-- begin Information shown --

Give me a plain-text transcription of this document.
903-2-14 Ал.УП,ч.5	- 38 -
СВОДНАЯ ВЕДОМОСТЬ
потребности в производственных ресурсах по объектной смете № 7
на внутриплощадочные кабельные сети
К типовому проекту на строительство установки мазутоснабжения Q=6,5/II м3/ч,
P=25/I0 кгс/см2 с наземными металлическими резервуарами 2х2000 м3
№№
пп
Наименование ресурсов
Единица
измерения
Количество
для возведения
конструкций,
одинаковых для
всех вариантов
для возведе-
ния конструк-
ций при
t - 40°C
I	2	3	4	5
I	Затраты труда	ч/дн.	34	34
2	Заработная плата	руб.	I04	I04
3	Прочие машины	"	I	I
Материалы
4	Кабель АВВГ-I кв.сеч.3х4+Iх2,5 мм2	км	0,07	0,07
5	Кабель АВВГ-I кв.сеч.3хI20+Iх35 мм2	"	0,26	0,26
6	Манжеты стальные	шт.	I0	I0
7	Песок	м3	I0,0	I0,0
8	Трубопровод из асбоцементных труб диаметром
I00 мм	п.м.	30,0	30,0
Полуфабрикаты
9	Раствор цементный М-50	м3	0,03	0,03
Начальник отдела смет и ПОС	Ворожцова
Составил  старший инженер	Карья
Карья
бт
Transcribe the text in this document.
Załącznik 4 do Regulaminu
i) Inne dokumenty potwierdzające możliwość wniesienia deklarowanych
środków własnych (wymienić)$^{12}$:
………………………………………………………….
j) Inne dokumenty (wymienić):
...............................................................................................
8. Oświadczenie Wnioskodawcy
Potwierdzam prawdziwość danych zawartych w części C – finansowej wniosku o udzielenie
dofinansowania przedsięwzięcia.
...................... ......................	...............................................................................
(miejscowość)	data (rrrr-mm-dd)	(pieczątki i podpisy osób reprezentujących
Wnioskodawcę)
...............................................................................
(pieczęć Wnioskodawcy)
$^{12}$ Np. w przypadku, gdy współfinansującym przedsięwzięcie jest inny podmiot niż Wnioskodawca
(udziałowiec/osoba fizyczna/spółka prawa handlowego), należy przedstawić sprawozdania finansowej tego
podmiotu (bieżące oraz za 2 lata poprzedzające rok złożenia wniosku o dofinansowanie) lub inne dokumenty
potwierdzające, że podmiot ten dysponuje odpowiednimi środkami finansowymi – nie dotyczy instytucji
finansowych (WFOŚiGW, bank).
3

-- end Information shown --

• _Problem to solve_:
Repeat all the entries exactly as given.

• _Exercise solution_:
Give me a plain-text transcription of this document.
903-2-14 Ал.УП,ч.5	- 38 -
СВОДНАЯ ВЕДОМОСТЬ
потребности в производственных ресурсах по объектной смете № 7
на внутриплощадочные кабельные сети
К типовому проекту на строительство установки мазутоснабжения Q=6,5/II м3/ч,
P=25/I0 кгс/см2 с наземными металлическими резервуарами 2х2000 м3
№№
пп
Наименование ресурсов
Единица
измерения
Количество
для возведения
конструкций,
одинаковых для
всех вариантов
для возведе-
ния конструк-
ций при
t - 40°C
I	2	3	4	5
I	Затраты труда	ч/дн.	34	34
2	Заработная плата	руб.	I04	I04
3	Прочие машины	"	I	I
Материалы
4	Кабель АВВГ-I кв.сеч.3х4+Iх2,5 мм2	км	0,07	0,07
5	Кабель АВВГ-I кв.сеч.3хI20+Iх35 мм2	"	0,26	0,26
6	Манжеты стальные	шт.	I0	I0
7	Песок	м3	I0,0	I0,0
8	Трубопровод из асбоцементных труб диаметром
I00 мм	п.м.	30,0	30,0
Полуфабрикаты
9	Раствор цементный М-50	м3	0,03	0,03
Начальник отдела смет и ПОС	Ворожцова
Составил  старший инженер	Карья
Карья
бт
Transcribe the text in this document.
Załącznik 4 do Regulaminu
i) Inne dokumenty potwierdzające możliwość wniesienia deklarowanych
środków własnych (wymienić)$^{12}$:
………………………………………………………….
j) Inne dokumenty (wymienić):
...............................................................................................
8. Oświadczenie Wnioskodawcy
Potwierdzam prawdziwość danych zawartych w części C – finansowej wniosku o udzielenie
dofinansowania przedsięwzięcia.
...................... ......................	...............................................................................
(miejscowość)	data (rrrr-mm-dd)	(pieczątki i podpisy osób reprezentujących
Wnioskodawcę)
...............................................................................
(pieczęć Wnioskodawcy)
$^{12}$ Np. w przypadku, gdy współfinansującym przedsięwzięcie jest inny podmiot niż Wnioskodawca
(udziałowiec/osoba fizyczna/spółka prawa handlowego), należy przedstawić sprawozdania finansowej tego
podmiotu (bieżące oraz za 2 lata poprzedzające rok złożenia wniosku o dofinansowanie) lub inne dokumenty
potwierdzające, że podmiot ten dysponuje odpowiednimi środkami finansowymi – nie dotyczy instytucji
finansowych (WFOŚiGW, bank).
3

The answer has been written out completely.